EXERCISE PROMPT: Word for word, restate every line of the listing that follows.

-- EXERCISE MATERIAL start --

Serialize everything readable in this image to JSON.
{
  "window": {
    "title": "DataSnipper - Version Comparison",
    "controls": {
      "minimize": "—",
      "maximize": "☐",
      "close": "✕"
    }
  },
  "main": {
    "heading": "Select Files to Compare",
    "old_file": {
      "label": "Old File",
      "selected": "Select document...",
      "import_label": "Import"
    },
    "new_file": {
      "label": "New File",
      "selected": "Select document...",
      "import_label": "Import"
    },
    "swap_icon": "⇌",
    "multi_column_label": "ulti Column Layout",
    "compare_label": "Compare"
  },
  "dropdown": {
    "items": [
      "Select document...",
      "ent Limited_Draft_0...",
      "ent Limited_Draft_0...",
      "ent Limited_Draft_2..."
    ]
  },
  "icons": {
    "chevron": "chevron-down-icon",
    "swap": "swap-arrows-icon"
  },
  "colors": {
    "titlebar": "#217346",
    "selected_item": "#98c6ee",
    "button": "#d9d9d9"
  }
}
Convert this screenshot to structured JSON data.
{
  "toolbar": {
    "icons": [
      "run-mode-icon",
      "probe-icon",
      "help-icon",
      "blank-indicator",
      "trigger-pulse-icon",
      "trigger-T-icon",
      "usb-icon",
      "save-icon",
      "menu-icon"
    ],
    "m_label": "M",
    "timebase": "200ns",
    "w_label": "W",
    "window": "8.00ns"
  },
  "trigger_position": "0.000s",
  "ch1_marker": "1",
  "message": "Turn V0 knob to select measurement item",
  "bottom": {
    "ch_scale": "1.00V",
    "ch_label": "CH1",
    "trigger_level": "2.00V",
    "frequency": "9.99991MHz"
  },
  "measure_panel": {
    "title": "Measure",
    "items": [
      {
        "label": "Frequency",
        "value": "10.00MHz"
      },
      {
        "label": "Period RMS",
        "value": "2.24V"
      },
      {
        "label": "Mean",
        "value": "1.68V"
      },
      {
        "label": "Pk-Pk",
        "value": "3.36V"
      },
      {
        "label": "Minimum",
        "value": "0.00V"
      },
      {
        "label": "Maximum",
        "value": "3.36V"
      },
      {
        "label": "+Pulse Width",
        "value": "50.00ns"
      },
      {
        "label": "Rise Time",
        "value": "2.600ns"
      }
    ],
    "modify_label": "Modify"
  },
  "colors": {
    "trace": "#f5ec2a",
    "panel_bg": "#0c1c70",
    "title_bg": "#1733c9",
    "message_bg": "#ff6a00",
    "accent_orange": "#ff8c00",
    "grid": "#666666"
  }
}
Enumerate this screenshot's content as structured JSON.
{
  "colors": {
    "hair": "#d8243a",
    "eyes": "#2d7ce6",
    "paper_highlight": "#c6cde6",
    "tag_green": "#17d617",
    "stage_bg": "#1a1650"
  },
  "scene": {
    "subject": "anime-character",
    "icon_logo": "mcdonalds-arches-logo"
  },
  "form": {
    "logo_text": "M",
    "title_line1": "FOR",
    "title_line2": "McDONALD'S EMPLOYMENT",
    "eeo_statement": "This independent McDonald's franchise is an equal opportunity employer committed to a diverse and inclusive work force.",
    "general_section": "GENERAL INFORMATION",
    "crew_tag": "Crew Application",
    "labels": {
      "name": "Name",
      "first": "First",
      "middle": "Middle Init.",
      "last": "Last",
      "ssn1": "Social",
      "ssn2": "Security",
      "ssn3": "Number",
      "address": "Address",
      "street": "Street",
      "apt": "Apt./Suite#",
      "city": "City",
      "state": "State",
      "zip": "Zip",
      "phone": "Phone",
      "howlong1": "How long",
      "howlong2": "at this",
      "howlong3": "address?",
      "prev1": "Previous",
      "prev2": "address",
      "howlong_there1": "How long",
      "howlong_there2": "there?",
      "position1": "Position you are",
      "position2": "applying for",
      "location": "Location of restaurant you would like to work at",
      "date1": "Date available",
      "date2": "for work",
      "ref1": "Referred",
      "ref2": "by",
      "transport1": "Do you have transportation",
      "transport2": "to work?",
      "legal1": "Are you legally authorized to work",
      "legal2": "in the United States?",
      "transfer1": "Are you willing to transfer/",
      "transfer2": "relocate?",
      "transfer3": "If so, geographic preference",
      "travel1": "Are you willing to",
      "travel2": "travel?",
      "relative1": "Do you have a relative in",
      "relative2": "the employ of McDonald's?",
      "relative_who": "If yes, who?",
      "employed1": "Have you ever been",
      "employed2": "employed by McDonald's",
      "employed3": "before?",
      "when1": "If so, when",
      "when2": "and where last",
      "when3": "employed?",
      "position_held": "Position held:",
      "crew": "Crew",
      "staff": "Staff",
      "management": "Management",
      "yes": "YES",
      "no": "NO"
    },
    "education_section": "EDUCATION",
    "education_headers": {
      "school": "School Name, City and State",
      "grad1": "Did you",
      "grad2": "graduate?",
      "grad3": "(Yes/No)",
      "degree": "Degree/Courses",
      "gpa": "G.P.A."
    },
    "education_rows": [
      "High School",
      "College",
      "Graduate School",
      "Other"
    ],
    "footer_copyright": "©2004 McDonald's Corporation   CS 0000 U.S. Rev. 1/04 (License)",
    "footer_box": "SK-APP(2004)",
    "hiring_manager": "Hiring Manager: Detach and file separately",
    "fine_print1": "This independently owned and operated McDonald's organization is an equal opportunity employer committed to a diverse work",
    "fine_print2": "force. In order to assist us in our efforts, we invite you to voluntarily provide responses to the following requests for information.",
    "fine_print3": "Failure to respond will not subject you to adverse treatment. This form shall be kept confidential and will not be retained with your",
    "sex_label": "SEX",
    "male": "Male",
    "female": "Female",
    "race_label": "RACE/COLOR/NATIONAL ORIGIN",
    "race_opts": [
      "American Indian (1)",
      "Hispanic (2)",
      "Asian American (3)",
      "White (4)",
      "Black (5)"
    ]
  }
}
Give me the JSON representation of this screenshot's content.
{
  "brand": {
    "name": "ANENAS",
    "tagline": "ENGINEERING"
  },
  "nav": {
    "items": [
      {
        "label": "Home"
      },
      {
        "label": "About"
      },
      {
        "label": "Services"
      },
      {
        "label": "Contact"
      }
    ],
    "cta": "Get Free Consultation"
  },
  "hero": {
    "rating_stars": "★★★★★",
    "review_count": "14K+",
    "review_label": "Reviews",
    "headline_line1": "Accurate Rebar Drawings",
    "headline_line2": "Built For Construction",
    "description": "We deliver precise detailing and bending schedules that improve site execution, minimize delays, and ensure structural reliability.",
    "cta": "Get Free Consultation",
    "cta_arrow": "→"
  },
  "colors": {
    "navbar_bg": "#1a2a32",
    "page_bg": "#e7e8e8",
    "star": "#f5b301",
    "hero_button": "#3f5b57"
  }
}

-- EXERCISE MATERIAL end --

TASK ANSWER:
Serialize everything readable in this image to JSON.
{
  "window": {
    "title": "DataSnipper - Version Comparison",
    "controls": {
      "minimize": "—",
      "maximize": "☐",
      "close": "✕"
    }
  },
  "main": {
    "heading": "Select Files to Compare",
    "old_file": {
      "label": "Old File",
      "selected": "Select document...",
      "import_label": "Import"
    },
    "new_file": {
      "label": "New File",
      "selected": "Select document...",
      "import_label": "Import"
    },
    "swap_icon": "⇌",
    "multi_column_label": "ulti Column Layout",
    "compare_label": "Compare"
  },
  "dropdown": {
    "items": [
      "Select document...",
      "ent Limited_Draft_0...",
      "ent Limited_Draft_0...",
      "ent Limited_Draft_2..."
    ]
  },
  "icons": {
    "chevron": "chevron-down-icon",
    "swap": "swap-arrows-icon"
  },
  "colors": {
    "titlebar": "#217346",
    "selected_item": "#98c6ee",
    "button": "#d9d9d9"
  }
}
Convert this screenshot to structured JSON data.
{
  "toolbar": {
    "icons": [
      "run-mode-icon",
      "probe-icon",
      "help-icon",
      "blank-indicator",
      "trigger-pulse-icon",
      "trigger-T-icon",
      "usb-icon",
      "save-icon",
      "menu-icon"
    ],
    "m_label": "M",
    "timebase": "200ns",
    "w_label": "W",
    "window": "8.00ns"
  },
  "trigger_position": "0.000s",
  "ch1_marker": "1",
  "message": "Turn V0 knob to select measurement item",
  "bottom": {
    "ch_scale": "1.00V",
    "ch_label": "CH1",
    "trigger_level": "2.00V",
    "frequency": "9.99991MHz"
  },
  "measure_panel": {
    "title": "Measure",
    "items": [
      {
        "label": "Frequency",
        "value": "10.00MHz"
      },
      {
        "label": "Period RMS",
        "value": "2.24V"
      },
      {
        "label": "Mean",
        "value": "1.68V"
      },
      {
        "label": "Pk-Pk",
        "value": "3.36V"
      },
      {
        "label": "Minimum",
        "value": "0.00V"
      },
      {
        "label": "Maximum",
        "value": "3.36V"
      },
      {
        "label": "+Pulse Width",
        "value": "50.00ns"
      },
      {
        "label": "Rise Time",
        "value": "2.600ns"
      }
    ],
    "modify_label": "Modify"
  },
  "colors": {
    "trace": "#f5ec2a",
    "panel_bg": "#0c1c70",
    "title_bg": "#1733c9",
    "message_bg": "#ff6a00",
    "accent_orange": "#ff8c00",
    "grid": "#666666"
  }
}
Enumerate this screenshot's content as structured JSON.
{
  "colors": {
    "hair": "#d8243a",
    "eyes": "#2d7ce6",
    "paper_highlight": "#c6cde6",
    "tag_green": "#17d617",
    "stage_bg": "#1a1650"
  },
  "scene": {
    "subject": "anime-character",
    "icon_logo": "mcdonalds-arches-logo"
  },
  "form": {
    "logo_text": "M",
    "title_line1": "FOR",
    "title_line2": "McDONALD'S EMPLOYMENT",
    "eeo_statement": "This independent McDonald's franchise is an equal opportunity employer committed to a diverse and inclusive work force.",
    "general_section": "GENERAL INFORMATION",
    "crew_tag": "Crew Application",
    "labels": {
      "name": "Name",
      "first": "First",
      "middle": "Middle Init.",
      "last": "Last",
      "ssn1": "Social",
      "ssn2": "Security",
      "ssn3": "Number",
      "address": "Address",
      "street": "Street",
      "apt": "Apt./Suite#",
      "city": "City",
      "state": "State",
      "zip": "Zip",
      "phone": "Phone",
      "howlong1": "How long",
      "howlong2": "at this",
      "howlong3": "address?",
      "prev1": "Previous",
      "prev2": "address",
      "howlong_there1": "How long",
      "howlong_there2": "there?",
      "position1": "Position you are",
      "position2": "applying for",
      "location": "Location of restaurant you would like to work at",
      "date1": "Date available",
      "date2": "for work",
      "ref1": "Referred",
      "ref2": "by",
      "transport1": "Do you have transportation",
      "transport2": "to work?",
      "legal1": "Are you legally authorized to work",
      "legal2": "in the United States?",
      "transfer1": "Are you willing to transfer/",
      "transfer2": "relocate?",
      "transfer3": "If so, geographic preference",
      "travel1": "Are you willing to",
      "travel2": "travel?",
      "relative1": "Do you have a relative in",
      "relative2": "the employ of McDonald's?",
      "relative_who": "If yes, who?",
      "employed1": "Have you ever been",
      "employed2": "employed by McDonald's",
      "employed3": "before?",
      "when1": "If so, when",
      "when2": "and where last",
      "when3": "employed?",
      "position_held": "Position held:",
      "crew": "Crew",
      "staff": "Staff",
      "management": "Management",
      "yes": "YES",
      "no": "NO"
    },
    "education_section": "EDUCATION",
    "education_headers": {
      "school": "School Name, City and State",
      "grad1": "Did you",
      "grad2": "graduate?",
      "grad3": "(Yes/No)",
      "degree": "Degree/Courses",
      "gpa": "G.P.A."
    },
    "education_rows": [
      "High School",
      "College",
      "Graduate School",
      "Other"
    ],
    "footer_copyright": "©2004 McDonald's Corporation   CS 0000 U.S. Rev. 1/04 (License)",
    "footer_box": "SK-APP(2004)",
    "hiring_manager": "Hiring Manager: Detach and file separately",
    "fine_print1": "This independently owned and operated McDonald's organization is an equal opportunity employer committed to a diverse work",
    "fine_print2": "force. In order to assist us in our efforts, we invite you to voluntarily provide responses to the following requests for information.",
    "fine_print3": "Failure to respond will not subject you to adverse treatment. This form shall be kept confidential and will not be retained with your",
    "sex_label": "SEX",
    "male": "Male",
    "female": "Female",
    "race_label": "RACE/COLOR/NATIONAL ORIGIN",
    "race_opts": [
      "American Indian (1)",
      "Hispanic (2)",
      "Asian American (3)",
      "White (4)",
      "Black (5)"
    ]
  }
}
Give me the JSON representation of this screenshot's content.
{
  "brand": {
    "name": "ANENAS",
    "tagline": "ENGINEERING"
  },
  "nav": {
    "items": [
      {
        "label": "Home"
      },
      {
        "label": "About"
      },
      {
        "label": "Services"
      },
      {
        "label": "Contact"
      }
    ],
    "cta": "Get Free Consultation"
  },
  "hero": {
    "rating_stars": "★★★★★",
    "review_count": "14K+",
    "review_label": "Reviews",
    "headline_line1": "Accurate Rebar Drawings",
    "headline_line2": "Built For Construction",
    "description": "We deliver precise detailing and bending schedules that improve site execution, minimize delays, and ensure structural reliability.",
    "cta": "Get Free Consultation",
    "cta_arrow": "→"
  },
  "colors": {
    "navbar_bg": "#1a2a32",
    "page_bg": "#e7e8e8",
    "star": "#f5b301",
    "hero_button": "#3f5b57"
  }
}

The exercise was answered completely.